» **Records for this exercise**
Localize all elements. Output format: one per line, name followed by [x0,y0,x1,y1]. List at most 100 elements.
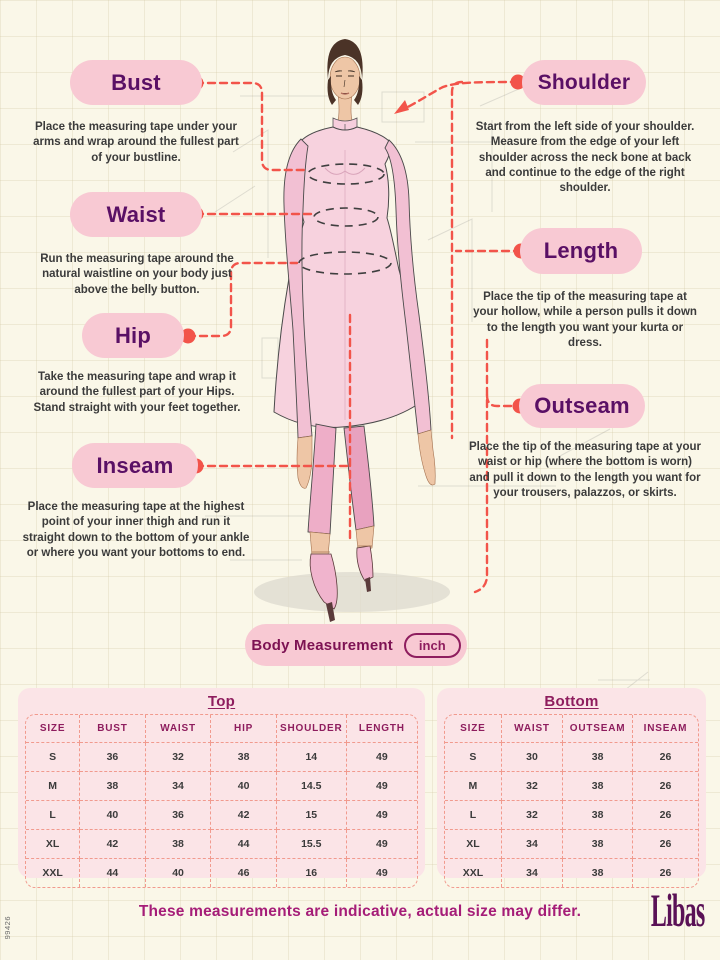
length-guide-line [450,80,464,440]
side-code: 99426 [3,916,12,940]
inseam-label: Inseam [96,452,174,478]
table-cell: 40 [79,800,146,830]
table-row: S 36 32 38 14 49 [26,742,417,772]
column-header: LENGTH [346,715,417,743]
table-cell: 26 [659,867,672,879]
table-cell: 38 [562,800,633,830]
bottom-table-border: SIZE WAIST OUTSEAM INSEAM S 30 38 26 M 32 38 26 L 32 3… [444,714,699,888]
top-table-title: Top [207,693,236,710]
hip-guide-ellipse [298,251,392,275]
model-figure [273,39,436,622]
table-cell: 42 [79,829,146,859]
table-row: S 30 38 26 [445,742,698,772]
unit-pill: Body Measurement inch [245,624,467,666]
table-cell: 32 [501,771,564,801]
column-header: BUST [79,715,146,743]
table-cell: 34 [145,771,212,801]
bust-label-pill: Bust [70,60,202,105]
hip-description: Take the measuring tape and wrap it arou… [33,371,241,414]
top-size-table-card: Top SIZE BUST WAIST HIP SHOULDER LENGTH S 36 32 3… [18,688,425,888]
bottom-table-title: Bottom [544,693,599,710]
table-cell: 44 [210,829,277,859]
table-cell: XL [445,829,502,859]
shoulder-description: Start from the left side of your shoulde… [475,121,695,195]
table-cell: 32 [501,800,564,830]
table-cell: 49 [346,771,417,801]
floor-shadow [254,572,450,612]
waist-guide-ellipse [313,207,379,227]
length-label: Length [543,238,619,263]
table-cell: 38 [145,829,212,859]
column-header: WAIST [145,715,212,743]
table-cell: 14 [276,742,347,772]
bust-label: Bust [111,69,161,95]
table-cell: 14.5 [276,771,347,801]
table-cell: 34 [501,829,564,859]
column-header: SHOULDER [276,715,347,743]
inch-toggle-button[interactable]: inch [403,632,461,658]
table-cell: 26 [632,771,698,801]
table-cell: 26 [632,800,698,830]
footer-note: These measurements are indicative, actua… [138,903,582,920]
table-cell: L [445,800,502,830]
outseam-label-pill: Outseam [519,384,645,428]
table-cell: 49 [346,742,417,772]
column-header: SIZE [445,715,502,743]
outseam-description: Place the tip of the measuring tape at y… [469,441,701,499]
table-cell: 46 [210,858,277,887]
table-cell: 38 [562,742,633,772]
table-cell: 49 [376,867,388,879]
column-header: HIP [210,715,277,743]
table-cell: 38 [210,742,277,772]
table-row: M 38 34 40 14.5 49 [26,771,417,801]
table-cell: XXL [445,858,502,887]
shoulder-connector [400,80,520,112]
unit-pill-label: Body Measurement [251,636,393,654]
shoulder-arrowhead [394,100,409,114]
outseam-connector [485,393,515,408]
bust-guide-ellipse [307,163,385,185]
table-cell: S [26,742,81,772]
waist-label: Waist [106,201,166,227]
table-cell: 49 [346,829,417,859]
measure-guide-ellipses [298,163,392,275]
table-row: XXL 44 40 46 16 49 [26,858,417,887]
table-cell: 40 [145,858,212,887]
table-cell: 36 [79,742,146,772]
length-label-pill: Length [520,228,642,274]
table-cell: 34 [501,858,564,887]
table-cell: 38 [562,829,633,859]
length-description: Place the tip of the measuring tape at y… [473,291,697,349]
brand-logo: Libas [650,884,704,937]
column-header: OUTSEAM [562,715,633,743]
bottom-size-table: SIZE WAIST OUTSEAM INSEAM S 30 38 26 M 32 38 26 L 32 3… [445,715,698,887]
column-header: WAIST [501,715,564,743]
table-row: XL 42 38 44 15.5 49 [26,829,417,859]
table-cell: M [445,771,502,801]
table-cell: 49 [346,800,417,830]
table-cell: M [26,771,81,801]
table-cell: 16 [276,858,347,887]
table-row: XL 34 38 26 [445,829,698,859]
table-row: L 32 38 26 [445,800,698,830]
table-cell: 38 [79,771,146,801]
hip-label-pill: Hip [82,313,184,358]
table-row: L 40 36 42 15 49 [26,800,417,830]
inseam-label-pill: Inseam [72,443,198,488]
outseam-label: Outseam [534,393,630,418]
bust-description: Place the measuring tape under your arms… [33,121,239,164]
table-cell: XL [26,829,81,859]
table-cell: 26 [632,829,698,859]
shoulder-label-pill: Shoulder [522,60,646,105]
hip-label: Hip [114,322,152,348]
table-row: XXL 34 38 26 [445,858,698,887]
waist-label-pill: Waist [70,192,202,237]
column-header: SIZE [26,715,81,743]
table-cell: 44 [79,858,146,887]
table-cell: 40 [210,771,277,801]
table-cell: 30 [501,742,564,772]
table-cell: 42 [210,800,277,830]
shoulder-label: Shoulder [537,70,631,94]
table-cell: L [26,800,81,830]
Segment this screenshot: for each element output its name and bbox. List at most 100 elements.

» **Your objective**
Reproduce every item above word for word, line by line, leaving out the pictures.

» **Finished task**
Localize all elements. Output format: one per line, name followed by [x0,y0,x1,y1]. List at most 100 elements.
length-guide-line [450,80,464,440]
side-code: 99426 [3,916,12,940]
inseam-label: Inseam [96,452,174,478]
table-cell: 40 [79,800,146,830]
table-row: S 36 32 38 14 49 [26,742,417,772]
column-header: LENGTH [346,715,417,743]
table-cell: 26 [659,867,672,879]
table-cell: 38 [562,800,633,830]
bottom-table-border: SIZE WAIST OUTSEAM INSEAM S 30 38 26 M 32 38 26 L 32 3… [444,714,699,888]
top-table-title: Top [207,693,236,710]
hip-guide-ellipse [298,251,392,275]
model-figure [273,39,436,622]
table-cell: 42 [79,829,146,859]
table-row: S 30 38 26 [445,742,698,772]
unit-pill: Body Measurement inch [245,624,467,666]
table-cell: 32 [501,771,564,801]
column-header: BUST [79,715,146,743]
table-cell: 34 [145,771,212,801]
bust-label-pill: Bust [70,60,202,105]
hip-description: Take the measuring tape and wrap it arou… [33,371,241,414]
top-size-table-card: Top SIZE BUST WAIST HIP SHOULDER LENGTH S 36 32 3… [18,688,425,888]
bottom-table-title: Bottom [544,693,599,710]
table-cell: 44 [210,829,277,859]
table-cell: XL [445,829,502,859]
shoulder-description: Start from the left side of your shoulde… [475,121,695,195]
table-cell: 32 [501,800,564,830]
table-cell: 49 [346,771,417,801]
floor-shadow [254,572,450,612]
waist-guide-ellipse [313,207,379,227]
length-label: Length [543,238,619,263]
table-cell: 38 [145,829,212,859]
column-header: WAIST [145,715,212,743]
table-cell: 14 [276,742,347,772]
bust-label: Bust [111,69,161,95]
table-cell: 14.5 [276,771,347,801]
table-cell: 34 [501,829,564,859]
column-header: SHOULDER [276,715,347,743]
inch-toggle-button[interactable]: inch [403,632,461,658]
table-cell: 26 [632,771,698,801]
table-cell: 26 [632,800,698,830]
footer-note: These measurements are indicative, actua… [138,903,582,920]
table-cell: L [445,800,502,830]
outseam-label-pill: Outseam [519,384,645,428]
table-cell: 49 [346,742,417,772]
column-header: SIZE [445,715,502,743]
outseam-description: Place the tip of the measuring tape at y… [469,441,701,499]
table-cell: 46 [210,858,277,887]
table-cell: 38 [562,742,633,772]
table-cell: 49 [376,867,388,879]
column-header: HIP [210,715,277,743]
table-cell: 38 [210,742,277,772]
table-row: M 38 34 40 14.5 49 [26,771,417,801]
table-cell: XXL [445,858,502,887]
shoulder-connector [400,80,520,112]
unit-pill-label: Body Measurement [251,636,393,654]
shoulder-arrowhead [394,100,409,114]
outseam-connector [485,393,515,408]
bust-guide-ellipse [307,163,385,185]
table-cell: S [26,742,81,772]
waist-label: Waist [106,201,166,227]
table-cell: 49 [346,829,417,859]
measure-guide-ellipses [298,163,392,275]
table-row: XXL 44 40 46 16 49 [26,858,417,887]
table-cell: 40 [145,858,212,887]
table-cell: 36 [79,742,146,772]
length-label-pill: Length [520,228,642,274]
table-cell: 34 [501,858,564,887]
table-cell: 38 [562,829,633,859]
length-description: Place the tip of the measuring tape at y… [473,291,697,349]
brand-logo: Libas [650,884,704,937]
column-header: OUTSEAM [562,715,633,743]
bottom-size-table: SIZE WAIST OUTSEAM INSEAM S 30 38 26 M 32 38 26 L 32 3… [445,715,698,887]
column-header: WAIST [501,715,564,743]
table-row: XL 42 38 44 15.5 49 [26,829,417,859]
table-cell: M [445,771,502,801]
table-cell: 49 [346,800,417,830]
table-cell: M [26,771,81,801]
table-cell: 16 [276,858,347,887]
table-row: XL 34 38 26 [445,829,698,859]
table-row: L 32 38 26 [445,800,698,830]
table-cell: 38 [79,771,146,801]
hip-label-pill: Hip [82,313,184,358]
table-row: L 40 36 42 15 49 [26,800,417,830]
inseam-label-pill: Inseam [72,443,198,488]
outseam-label: Outseam [534,393,630,418]
bust-description: Place the measuring tape under your arms… [33,121,239,164]
table-cell: XL [26,829,81,859]
table-cell: 26 [632,829,698,859]
shoulder-label-pill: Shoulder [522,60,646,105]
hip-label: Hip [114,322,152,348]
table-row: XXL 34 38 26 [445,858,698,887]
waist-label-pill: Waist [70,192,202,237]
column-header: SIZE [26,715,81,743]
table-cell: 44 [79,858,146,887]
table-cell: 40 [210,771,277,801]
table-cell: 30 [501,742,564,772]
table-cell: 42 [210,800,277,830]
shoulder-label: Shoulder [537,70,631,94]
table-cell: L [26,800,81,830]
Segment this screenshot: for each element output its name and bbox. List at most 100 elements.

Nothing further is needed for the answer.